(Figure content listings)
• • • • •
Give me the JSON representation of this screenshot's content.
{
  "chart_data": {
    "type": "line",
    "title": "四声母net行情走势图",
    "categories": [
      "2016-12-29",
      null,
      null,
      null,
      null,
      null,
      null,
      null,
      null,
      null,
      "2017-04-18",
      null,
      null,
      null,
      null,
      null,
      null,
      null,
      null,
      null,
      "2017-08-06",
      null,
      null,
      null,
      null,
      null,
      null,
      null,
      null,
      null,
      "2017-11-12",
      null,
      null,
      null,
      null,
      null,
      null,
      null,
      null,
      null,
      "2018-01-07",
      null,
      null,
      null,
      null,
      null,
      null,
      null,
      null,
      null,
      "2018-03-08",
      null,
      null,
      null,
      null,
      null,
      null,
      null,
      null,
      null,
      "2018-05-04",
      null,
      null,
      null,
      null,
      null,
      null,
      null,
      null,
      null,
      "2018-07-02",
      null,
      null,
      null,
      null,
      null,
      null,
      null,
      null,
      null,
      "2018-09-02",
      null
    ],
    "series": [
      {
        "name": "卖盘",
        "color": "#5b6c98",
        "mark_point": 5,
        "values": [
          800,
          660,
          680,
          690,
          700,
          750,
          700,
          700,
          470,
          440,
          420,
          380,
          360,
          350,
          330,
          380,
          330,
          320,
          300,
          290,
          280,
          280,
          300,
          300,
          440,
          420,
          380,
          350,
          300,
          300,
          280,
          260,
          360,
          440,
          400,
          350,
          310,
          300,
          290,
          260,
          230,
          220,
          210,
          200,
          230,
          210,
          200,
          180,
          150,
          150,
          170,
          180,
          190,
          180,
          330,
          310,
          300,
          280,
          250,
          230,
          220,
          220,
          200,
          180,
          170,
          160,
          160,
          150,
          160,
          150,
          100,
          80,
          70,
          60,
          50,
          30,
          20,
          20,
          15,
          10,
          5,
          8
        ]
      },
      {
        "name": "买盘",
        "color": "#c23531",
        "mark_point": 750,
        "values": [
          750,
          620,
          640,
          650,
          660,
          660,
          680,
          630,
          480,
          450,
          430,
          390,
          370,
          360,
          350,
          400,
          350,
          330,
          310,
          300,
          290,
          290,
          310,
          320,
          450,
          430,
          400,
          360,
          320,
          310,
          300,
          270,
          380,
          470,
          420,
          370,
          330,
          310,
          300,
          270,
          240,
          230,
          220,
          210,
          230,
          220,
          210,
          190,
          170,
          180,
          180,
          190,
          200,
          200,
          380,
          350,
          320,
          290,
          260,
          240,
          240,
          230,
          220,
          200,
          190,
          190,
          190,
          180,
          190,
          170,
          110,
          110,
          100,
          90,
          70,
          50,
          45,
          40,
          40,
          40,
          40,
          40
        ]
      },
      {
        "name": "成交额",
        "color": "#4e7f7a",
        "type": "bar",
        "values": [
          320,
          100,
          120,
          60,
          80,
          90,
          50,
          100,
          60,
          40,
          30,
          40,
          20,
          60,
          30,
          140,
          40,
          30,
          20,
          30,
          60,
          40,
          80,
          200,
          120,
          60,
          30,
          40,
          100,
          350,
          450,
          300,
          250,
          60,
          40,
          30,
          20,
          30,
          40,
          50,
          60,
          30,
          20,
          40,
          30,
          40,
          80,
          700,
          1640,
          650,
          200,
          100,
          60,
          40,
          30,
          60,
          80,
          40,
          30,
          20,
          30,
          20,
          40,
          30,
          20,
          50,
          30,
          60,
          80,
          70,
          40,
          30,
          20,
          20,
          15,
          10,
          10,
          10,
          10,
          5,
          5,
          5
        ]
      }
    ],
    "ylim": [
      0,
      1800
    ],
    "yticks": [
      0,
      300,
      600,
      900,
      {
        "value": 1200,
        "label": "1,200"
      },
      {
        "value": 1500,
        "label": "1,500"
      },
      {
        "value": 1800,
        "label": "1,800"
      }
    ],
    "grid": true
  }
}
• • • • •
Reproduce all the records precisely.

**Task solution**.
Give me the JSON representation of this screenshot's content.
{
  "chart_data": {
    "type": "line",
    "title": "四声母net行情走势图",
    "categories": [
      "2016-12-29",
      null,
      null,
      null,
      null,
      null,
      null,
      null,
      null,
      null,
      "2017-04-18",
      null,
      null,
      null,
      null,
      null,
      null,
      null,
      null,
      null,
      "2017-08-06",
      null,
      null,
      null,
      null,
      null,
      null,
      null,
      null,
      null,
      "2017-11-12",
      null,
      null,
      null,
      null,
      null,
      null,
      null,
      null,
      null,
      "2018-01-07",
      null,
      null,
      null,
      null,
      null,
      null,
      null,
      null,
      null,
      "2018-03-08",
      null,
      null,
      null,
      null,
      null,
      null,
      null,
      null,
      null,
      "2018-05-04",
      null,
      null,
      null,
      null,
      null,
      null,
      null,
      null,
      null,
      "2018-07-02",
      null,
      null,
      null,
      null,
      null,
      null,
      null,
      null,
      null,
      "2018-09-02",
      null
    ],
    "series": [
      {
        "name": "卖盘",
        "color": "#5b6c98",
        "mark_point": 5,
        "values": [
          800,
          660,
          680,
          690,
          700,
          750,
          700,
          700,
          470,
          440,
          420,
          380,
          360,
          350,
          330,
          380,
          330,
          320,
          300,
          290,
          280,
          280,
          300,
          300,
          440,
          420,
          380,
          350,
          300,
          300,
          280,
          260,
          360,
          440,
          400,
          350,
          310,
          300,
          290,
          260,
          230,
          220,
          210,
          200,
          230,
          210,
          200,
          180,
          150,
          150,
          170,
          180,
          190,
          180,
          330,
          310,
          300,
          280,
          250,
          230,
          220,
          220,
          200,
          180,
          170,
          160,
          160,
          150,
          160,
          150,
          100,
          80,
          70,
          60,
          50,
          30,
          20,
          20,
          15,
          10,
          5,
          8
        ]
      },
      {
        "name": "买盘",
        "color": "#c23531",
        "mark_point": 750,
        "values": [
          750,
          620,
          640,
          650,
          660,
          660,
          680,
          630,
          480,
          450,
          430,
          390,
          370,
          360,
          350,
          400,
          350,
          330,
          310,
          300,
          290,
          290,
          310,
          320,
          450,
          430,
          400,
          360,
          320,
          310,
          300,
          270,
          380,
          470,
          420,
          370,
          330,
          310,
          300,
          270,
          240,
          230,
          220,
          210,
          230,
          220,
          210,
          190,
          170,
          180,
          180,
          190,
          200,
          200,
          380,
          350,
          320,
          290,
          260,
          240,
          240,
          230,
          220,
          200,
          190,
          190,
          190,
          180,
          190,
          170,
          110,
          110,
          100,
          90,
          70,
          50,
          45,
          40,
          40,
          40,
          40,
          40
        ]
      },
      {
        "name": "成交额",
        "color": "#4e7f7a",
        "type": "bar",
        "values": [
          320,
          100,
          120,
          60,
          80,
          90,
          50,
          100,
          60,
          40,
          30,
          40,
          20,
          60,
          30,
          140,
          40,
          30,
          20,
          30,
          60,
          40,
          80,
          200,
          120,
          60,
          30,
          40,
          100,
          350,
          450,
          300,
          250,
          60,
          40,
          30,
          20,
          30,
          40,
          50,
          60,
          30,
          20,
          40,
          30,
          40,
          80,
          700,
          1640,
          650,
          200,
          100,
          60,
          40,
          30,
          60,
          80,
          40,
          30,
          20,
          30,
          20,
          40,
          30,
          20,
          50,
          30,
          60,
          80,
          70,
          40,
          30,
          20,
          20,
          15,
          10,
          10,
          10,
          10,
          5,
          5,
          5
        ]
      }
    ],
    "ylim": [
      0,
      1800
    ],
    "yticks": [
      0,
      300,
      600,
      900,
      {
        "value": 1200,
        "label": "1,200"
      },
      {
        "value": 1500,
        "label": "1,500"
      },
      {
        "value": 1800,
        "label": "1,800"
      }
    ],
    "grid": true
  }
}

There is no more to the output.